Skip the pictures. Copy all the rest of the records down exactly.

-- Start AVAILABLE RECORDS --

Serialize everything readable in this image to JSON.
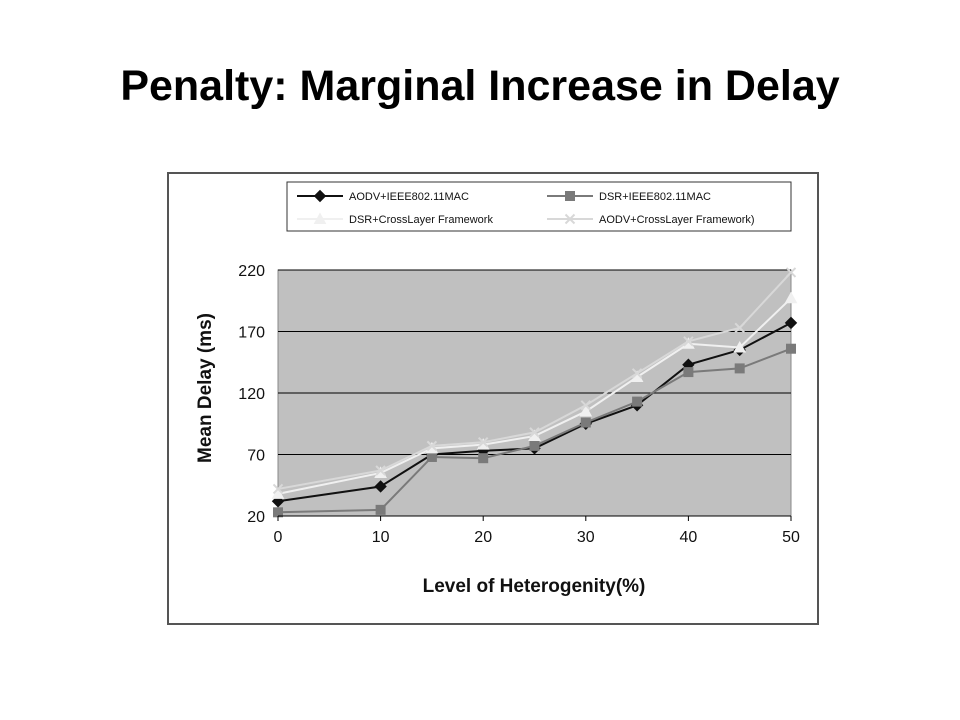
{
  "slide": {
    "title": "Penalty: Marginal Increase in Delay"
  },
  "chart_data": {
    "type": "line",
    "title": "",
    "xlabel": "Level of Heterogenity(%)",
    "ylabel": "Mean Delay (ms)",
    "xlim": [
      0,
      50
    ],
    "ylim": [
      20,
      220
    ],
    "xticks": [
      "0",
      "10",
      "20",
      "30",
      "40",
      "50"
    ],
    "yticks": [
      "220",
      "170",
      "120",
      "70",
      "20"
    ],
    "grid": "horizontal",
    "legend_position": "top",
    "plot_background": "#c0c0c0",
    "series": [
      {
        "name": "AODV+IEEE802.11MAC",
        "color": "#111111",
        "marker": "diamond",
        "x": [
          0,
          10,
          15,
          20,
          25,
          30,
          35,
          40,
          45,
          50
        ],
        "values": [
          32,
          44,
          70,
          73,
          75,
          95,
          110,
          143,
          155,
          177
        ]
      },
      {
        "name": "DSR+IEEE802.11MAC",
        "color": "#7a7a7a",
        "marker": "square",
        "x": [
          0,
          10,
          15,
          20,
          25,
          30,
          35,
          40,
          45,
          50
        ],
        "values": [
          23,
          25,
          68,
          67,
          77,
          96,
          113,
          137,
          140,
          156
        ]
      },
      {
        "name": "DSR+CrossLayer Framework",
        "color": "#f0f0f0",
        "marker": "triangle",
        "x": [
          0,
          10,
          15,
          20,
          25,
          30,
          35,
          40,
          45,
          50
        ],
        "values": [
          38,
          55,
          75,
          78,
          85,
          105,
          133,
          160,
          157,
          197
        ]
      },
      {
        "name": "AODV+CrossLayer Framework)",
        "color": "#d8d8d8",
        "marker": "x",
        "x": [
          0,
          10,
          15,
          20,
          25,
          30,
          35,
          40,
          45,
          50
        ],
        "values": [
          42,
          57,
          77,
          80,
          88,
          110,
          136,
          162,
          173,
          218
        ]
      }
    ]
  }
}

-- End AVAILABLE RECORDS --

**RESULT OF THIS EXERCISE:**
Serialize everything readable in this image to JSON.
{
  "slide": {
    "title": "Penalty: Marginal Increase in Delay"
  },
  "chart_data": {
    "type": "line",
    "title": "",
    "xlabel": "Level of Heterogenity(%)",
    "ylabel": "Mean Delay (ms)",
    "xlim": [
      0,
      50
    ],
    "ylim": [
      20,
      220
    ],
    "xticks": [
      "0",
      "10",
      "20",
      "30",
      "40",
      "50"
    ],
    "yticks": [
      "220",
      "170",
      "120",
      "70",
      "20"
    ],
    "grid": "horizontal",
    "legend_position": "top",
    "plot_background": "#c0c0c0",
    "series": [
      {
        "name": "AODV+IEEE802.11MAC",
        "color": "#111111",
        "marker": "diamond",
        "x": [
          0,
          10,
          15,
          20,
          25,
          30,
          35,
          40,
          45,
          50
        ],
        "values": [
          32,
          44,
          70,
          73,
          75,
          95,
          110,
          143,
          155,
          177
        ]
      },
      {
        "name": "DSR+IEEE802.11MAC",
        "color": "#7a7a7a",
        "marker": "square",
        "x": [
          0,
          10,
          15,
          20,
          25,
          30,
          35,
          40,
          45,
          50
        ],
        "values": [
          23,
          25,
          68,
          67,
          77,
          96,
          113,
          137,
          140,
          156
        ]
      },
      {
        "name": "DSR+CrossLayer Framework",
        "color": "#f0f0f0",
        "marker": "triangle",
        "x": [
          0,
          10,
          15,
          20,
          25,
          30,
          35,
          40,
          45,
          50
        ],
        "values": [
          38,
          55,
          75,
          78,
          85,
          105,
          133,
          160,
          157,
          197
        ]
      },
      {
        "name": "AODV+CrossLayer Framework)",
        "color": "#d8d8d8",
        "marker": "x",
        "x": [
          0,
          10,
          15,
          20,
          25,
          30,
          35,
          40,
          45,
          50
        ],
        "values": [
          42,
          57,
          77,
          80,
          88,
          110,
          136,
          162,
          173,
          218
        ]
      }
    ]
  }
}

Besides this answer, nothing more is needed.